Reading passage:
START

Thursday, 11 June 2009

Sometimes.. Change can be a good thing

I really don't know what to think sometimes. Sometimes I feel so secure, like everything is working for me... other times I feel that I'm just not good enough: I'm too fat, have a bad temper, not rich not confident yada yada yada... argh... so freaking irritating.... What on earth does this mean?

I'm seriously trying my best to keep my confidence level up. Guess it is working... I guess.. but you know sometimes even when you're a barrier made of steel or whatever metal when a force comes down unbeknowst to anyone at a certain angle which is your weak spot you just crumble.. I think many of my friends know where my weak spot is; I remember telling a few of my closer friends. Thing is this weakness will always be there and even when people think it's alright, it's no longer existing... well it is. And when it is struck I may look ok but inside I'm not.

I hope for me to be able to grow accustomed to it being there, that weak spot, so that I don't feel so hurt whenever it is being under fire. I think I can do it. What I really need is a lil' bit more confidence eh?

There is so much I need to change about myself. Really so much. No one is really happy with whatever they have I guess. I used to tell my friends no one is worth you changing yourself for and there is no point trying to change anyone. I don't think I can follow my own advice now can I? haha It's so subjective.

END

Items:
START

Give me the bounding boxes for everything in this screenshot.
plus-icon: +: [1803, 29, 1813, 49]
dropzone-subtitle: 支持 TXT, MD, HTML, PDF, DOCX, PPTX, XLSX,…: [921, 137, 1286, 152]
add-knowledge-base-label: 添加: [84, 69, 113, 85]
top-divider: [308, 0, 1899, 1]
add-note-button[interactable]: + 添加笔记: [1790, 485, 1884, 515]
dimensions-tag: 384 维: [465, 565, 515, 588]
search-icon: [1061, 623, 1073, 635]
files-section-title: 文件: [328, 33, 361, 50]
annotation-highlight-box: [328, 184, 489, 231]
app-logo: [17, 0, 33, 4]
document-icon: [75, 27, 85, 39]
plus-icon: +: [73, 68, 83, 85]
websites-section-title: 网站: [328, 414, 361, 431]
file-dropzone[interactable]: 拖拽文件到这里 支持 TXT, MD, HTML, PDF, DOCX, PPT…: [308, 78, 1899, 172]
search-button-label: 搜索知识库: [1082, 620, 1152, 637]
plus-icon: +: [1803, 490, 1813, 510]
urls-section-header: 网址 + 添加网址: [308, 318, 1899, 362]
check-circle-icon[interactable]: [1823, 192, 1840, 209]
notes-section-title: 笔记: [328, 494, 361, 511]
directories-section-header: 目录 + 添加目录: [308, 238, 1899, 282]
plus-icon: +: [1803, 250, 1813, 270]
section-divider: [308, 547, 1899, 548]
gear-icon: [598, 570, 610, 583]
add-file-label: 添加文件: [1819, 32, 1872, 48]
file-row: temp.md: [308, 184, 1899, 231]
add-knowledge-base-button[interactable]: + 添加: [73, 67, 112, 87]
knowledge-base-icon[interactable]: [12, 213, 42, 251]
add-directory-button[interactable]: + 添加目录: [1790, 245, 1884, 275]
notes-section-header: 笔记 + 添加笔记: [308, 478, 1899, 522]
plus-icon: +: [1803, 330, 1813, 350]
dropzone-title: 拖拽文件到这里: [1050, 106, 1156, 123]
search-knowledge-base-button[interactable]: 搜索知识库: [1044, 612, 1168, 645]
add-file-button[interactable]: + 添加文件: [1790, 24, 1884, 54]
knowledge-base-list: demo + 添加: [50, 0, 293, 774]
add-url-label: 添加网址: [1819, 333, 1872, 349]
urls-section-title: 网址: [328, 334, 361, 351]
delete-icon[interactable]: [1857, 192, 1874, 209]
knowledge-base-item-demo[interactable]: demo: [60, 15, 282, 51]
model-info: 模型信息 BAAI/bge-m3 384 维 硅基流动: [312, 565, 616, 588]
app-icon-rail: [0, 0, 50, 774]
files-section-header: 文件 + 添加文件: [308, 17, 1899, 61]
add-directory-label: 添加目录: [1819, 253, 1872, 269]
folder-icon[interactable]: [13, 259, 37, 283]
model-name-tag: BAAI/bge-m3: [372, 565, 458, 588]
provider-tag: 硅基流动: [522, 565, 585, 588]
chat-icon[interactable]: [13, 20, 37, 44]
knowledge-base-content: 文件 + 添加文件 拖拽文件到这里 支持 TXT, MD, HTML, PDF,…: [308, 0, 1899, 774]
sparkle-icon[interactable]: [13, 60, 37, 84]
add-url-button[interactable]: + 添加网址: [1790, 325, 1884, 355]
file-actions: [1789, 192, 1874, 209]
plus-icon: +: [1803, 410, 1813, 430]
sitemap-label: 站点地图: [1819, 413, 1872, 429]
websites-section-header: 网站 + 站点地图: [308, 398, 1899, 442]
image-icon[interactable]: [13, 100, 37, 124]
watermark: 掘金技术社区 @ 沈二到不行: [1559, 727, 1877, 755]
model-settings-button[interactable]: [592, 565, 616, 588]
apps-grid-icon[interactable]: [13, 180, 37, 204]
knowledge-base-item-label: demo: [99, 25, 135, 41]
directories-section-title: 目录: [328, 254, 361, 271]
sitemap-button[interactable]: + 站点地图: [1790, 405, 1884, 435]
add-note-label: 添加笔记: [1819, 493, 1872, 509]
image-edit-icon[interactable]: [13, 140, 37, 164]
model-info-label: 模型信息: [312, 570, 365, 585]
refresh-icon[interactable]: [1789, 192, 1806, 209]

END

The tasks:
(A) Do these statements agree with the post about change? Answer yes or no for each, and quote the words of the post that decide it. (i) The writer expects the weak spot to go away eventually. (ii) The writer has told some close friends where the weak spot is. (iii) The writer says that what is really needed is more money.
(B) Repeat the part of the post about change between "Sometimes.. Change can" and "inside I'm not.", inclusive.

The replies:
(A)
(i) No: "Thing is this weakness will always be there"
(ii) Yes: "I remember telling a few of my closer friends."
(iii) No: "What I really need is a lil' bit more confidence eh?"

(B)
Sometimes.. Change can be a good thing

I really don't know what to think sometimes. Sometimes I feel so secure, like everything is working for me... other times I feel that I'm just not good enough: I'm too fat, have a bad temper, not rich not confident yada yada yada... argh... so freaking irritating.... What on earth does this mean?

I'm seriously trying my best to keep my confidence level up. Guess it is working... I guess.. but you know sometimes even when you're a barrier made of steel or whatever metal when a force comes down unbeknowst to anyone at a certain angle which is your weak spot you just crumble.. I think many of my friends know where my weak spot is; I remember telling a few of my closer friends. Thing is this weakness will always be there and even when people think it's alright, it's no longer existing... well it is. And when it is struck I may look ok but inside I'm not.